→ Short problem:
Which lines hold the string "Dept"? Copy every one of them.

[Dataset excerpts]
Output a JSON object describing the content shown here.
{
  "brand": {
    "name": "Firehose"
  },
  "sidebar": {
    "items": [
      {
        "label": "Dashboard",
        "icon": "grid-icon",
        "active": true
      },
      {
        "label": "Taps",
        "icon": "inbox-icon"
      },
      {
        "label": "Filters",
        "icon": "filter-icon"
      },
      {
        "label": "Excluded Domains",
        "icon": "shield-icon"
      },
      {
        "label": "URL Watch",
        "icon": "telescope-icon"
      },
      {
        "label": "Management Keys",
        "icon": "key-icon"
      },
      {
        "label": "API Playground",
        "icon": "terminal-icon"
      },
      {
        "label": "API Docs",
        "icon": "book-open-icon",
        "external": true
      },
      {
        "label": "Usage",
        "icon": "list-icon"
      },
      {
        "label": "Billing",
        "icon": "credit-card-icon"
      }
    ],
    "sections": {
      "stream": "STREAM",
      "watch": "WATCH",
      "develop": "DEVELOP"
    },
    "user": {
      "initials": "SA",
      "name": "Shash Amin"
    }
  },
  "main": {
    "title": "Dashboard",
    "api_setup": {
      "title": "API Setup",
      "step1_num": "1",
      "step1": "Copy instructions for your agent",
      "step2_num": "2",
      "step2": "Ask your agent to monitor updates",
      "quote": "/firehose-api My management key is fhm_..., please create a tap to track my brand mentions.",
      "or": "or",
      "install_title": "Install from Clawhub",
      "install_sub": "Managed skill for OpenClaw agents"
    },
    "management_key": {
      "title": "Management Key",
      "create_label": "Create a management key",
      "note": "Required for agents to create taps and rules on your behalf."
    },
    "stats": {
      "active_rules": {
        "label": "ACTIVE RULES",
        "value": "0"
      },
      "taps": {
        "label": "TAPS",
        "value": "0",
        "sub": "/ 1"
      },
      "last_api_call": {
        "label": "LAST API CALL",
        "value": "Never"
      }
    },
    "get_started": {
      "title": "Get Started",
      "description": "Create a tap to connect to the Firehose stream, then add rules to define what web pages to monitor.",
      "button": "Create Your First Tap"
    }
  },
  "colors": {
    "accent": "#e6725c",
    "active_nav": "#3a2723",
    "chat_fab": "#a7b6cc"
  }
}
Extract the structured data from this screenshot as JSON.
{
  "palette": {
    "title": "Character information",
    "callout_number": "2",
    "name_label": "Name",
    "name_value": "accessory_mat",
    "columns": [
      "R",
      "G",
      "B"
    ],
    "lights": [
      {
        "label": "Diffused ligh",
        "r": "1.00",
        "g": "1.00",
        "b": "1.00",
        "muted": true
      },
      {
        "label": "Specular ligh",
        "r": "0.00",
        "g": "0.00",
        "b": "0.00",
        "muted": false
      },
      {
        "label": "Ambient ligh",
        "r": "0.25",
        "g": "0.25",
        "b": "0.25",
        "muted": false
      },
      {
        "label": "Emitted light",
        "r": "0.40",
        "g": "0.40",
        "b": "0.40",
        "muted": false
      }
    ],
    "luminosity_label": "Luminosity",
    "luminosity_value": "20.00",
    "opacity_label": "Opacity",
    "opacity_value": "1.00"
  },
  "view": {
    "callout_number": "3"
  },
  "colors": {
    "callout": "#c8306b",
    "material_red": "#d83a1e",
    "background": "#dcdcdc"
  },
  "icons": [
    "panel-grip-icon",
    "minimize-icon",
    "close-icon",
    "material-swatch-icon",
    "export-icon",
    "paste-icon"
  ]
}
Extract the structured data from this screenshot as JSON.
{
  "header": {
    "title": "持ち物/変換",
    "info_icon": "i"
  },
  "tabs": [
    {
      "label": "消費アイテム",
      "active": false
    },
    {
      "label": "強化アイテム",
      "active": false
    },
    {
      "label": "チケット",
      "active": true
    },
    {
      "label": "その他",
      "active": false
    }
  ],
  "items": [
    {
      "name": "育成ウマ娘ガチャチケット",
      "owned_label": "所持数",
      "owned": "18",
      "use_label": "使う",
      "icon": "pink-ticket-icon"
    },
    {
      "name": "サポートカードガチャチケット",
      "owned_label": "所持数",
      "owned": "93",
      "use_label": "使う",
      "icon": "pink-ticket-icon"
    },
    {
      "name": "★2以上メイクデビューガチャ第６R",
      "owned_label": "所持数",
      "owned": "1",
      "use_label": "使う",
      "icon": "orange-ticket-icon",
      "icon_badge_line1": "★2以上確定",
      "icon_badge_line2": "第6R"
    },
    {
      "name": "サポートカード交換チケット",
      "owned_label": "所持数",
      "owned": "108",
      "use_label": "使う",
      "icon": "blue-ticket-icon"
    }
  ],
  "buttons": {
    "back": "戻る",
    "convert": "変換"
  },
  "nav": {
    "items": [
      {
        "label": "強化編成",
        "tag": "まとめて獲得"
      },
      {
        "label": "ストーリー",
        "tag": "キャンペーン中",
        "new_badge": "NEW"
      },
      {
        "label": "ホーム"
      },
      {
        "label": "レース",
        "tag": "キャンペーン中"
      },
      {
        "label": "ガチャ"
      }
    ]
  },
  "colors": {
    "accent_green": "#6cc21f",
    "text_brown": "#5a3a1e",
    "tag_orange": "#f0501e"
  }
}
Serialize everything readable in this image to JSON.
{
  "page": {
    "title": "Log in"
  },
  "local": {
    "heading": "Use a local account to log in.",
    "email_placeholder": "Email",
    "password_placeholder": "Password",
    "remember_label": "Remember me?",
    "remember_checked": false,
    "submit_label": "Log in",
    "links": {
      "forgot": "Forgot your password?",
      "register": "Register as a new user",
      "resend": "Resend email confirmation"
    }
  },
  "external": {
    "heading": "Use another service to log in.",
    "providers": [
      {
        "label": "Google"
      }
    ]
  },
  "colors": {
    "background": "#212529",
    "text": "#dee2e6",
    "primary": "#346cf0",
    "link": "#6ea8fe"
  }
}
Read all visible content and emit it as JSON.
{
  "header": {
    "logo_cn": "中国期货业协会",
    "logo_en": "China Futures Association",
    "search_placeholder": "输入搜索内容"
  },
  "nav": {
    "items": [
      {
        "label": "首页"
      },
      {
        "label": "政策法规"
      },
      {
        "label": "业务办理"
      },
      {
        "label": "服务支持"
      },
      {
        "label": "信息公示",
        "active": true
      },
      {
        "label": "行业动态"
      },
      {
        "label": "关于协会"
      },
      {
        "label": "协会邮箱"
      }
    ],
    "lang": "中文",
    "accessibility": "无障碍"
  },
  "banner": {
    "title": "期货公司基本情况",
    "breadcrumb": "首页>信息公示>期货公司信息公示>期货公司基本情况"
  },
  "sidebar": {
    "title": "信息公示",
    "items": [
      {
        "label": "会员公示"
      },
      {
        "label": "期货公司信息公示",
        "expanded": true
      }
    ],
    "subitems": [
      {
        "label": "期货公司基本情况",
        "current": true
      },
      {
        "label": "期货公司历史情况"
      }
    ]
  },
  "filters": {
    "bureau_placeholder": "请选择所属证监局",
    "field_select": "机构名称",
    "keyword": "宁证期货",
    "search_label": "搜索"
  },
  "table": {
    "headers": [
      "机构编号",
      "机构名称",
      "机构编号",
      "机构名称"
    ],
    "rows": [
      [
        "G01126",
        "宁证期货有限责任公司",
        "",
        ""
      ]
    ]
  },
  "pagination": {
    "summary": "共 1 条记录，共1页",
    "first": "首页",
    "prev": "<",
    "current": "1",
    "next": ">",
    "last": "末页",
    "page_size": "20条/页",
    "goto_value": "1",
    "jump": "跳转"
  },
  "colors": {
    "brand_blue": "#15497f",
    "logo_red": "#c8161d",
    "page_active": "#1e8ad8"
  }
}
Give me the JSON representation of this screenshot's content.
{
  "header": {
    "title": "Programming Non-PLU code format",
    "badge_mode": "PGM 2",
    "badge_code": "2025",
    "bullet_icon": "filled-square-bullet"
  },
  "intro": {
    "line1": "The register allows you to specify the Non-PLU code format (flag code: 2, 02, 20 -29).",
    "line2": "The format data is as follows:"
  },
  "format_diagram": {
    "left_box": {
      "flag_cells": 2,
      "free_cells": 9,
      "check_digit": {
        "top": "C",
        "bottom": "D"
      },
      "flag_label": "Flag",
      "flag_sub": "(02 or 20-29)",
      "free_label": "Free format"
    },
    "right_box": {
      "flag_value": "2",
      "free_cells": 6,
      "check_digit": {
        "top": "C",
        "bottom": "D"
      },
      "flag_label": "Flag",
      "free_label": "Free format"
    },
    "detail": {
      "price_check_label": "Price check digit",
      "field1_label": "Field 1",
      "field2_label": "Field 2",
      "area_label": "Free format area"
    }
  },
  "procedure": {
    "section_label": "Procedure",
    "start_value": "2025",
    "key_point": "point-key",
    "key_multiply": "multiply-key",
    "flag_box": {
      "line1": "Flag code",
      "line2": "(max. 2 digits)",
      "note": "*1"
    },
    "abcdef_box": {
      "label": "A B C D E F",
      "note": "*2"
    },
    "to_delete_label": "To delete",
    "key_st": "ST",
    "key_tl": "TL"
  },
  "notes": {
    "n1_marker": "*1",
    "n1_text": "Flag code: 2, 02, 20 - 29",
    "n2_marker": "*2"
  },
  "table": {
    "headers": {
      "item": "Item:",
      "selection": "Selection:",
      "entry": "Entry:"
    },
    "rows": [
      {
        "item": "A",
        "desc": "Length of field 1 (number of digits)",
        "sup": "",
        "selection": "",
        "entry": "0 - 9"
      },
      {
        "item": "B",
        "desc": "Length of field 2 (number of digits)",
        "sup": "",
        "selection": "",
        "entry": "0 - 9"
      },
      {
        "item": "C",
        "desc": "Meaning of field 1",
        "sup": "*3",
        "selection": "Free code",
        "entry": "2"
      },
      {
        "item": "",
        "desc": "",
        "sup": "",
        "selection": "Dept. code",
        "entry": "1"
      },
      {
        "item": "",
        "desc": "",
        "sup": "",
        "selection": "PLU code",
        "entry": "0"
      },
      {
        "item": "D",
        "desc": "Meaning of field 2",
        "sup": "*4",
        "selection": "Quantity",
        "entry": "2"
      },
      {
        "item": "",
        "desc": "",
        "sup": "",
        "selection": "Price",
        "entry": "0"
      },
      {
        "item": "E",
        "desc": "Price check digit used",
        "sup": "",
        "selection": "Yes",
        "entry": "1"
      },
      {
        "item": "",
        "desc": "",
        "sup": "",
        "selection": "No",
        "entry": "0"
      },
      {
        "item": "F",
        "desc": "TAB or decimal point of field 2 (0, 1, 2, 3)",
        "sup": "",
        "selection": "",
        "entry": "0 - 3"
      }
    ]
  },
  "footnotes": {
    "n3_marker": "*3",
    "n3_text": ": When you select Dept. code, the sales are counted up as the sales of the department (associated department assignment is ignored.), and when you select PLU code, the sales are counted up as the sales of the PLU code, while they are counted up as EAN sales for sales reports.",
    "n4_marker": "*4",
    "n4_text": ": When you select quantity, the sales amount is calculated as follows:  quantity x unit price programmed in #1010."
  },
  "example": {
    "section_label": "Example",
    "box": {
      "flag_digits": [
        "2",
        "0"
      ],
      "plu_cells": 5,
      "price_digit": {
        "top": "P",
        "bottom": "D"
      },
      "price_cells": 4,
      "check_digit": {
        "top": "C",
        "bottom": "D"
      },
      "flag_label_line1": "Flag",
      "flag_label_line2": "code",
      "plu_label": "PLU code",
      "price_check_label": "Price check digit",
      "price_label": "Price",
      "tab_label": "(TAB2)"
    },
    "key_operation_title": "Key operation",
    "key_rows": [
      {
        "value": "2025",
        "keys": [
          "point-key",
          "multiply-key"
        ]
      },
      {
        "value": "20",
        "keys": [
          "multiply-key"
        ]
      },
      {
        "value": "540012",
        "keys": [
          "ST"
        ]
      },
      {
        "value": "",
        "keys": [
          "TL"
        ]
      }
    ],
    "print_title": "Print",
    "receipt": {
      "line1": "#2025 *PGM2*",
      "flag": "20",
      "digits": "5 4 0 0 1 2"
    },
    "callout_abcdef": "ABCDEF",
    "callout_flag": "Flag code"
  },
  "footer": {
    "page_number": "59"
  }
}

→ Exercise output:
        "selection": "Dept. code",
    "n3_text": ": When you select Dept. code, the sales are counted up as the sales of the department (associated department assignment is ignored.), and when you select PLU code, the sales are counted up as the sales of the PLU code, while they are counted up as EAN sales for sales reports.",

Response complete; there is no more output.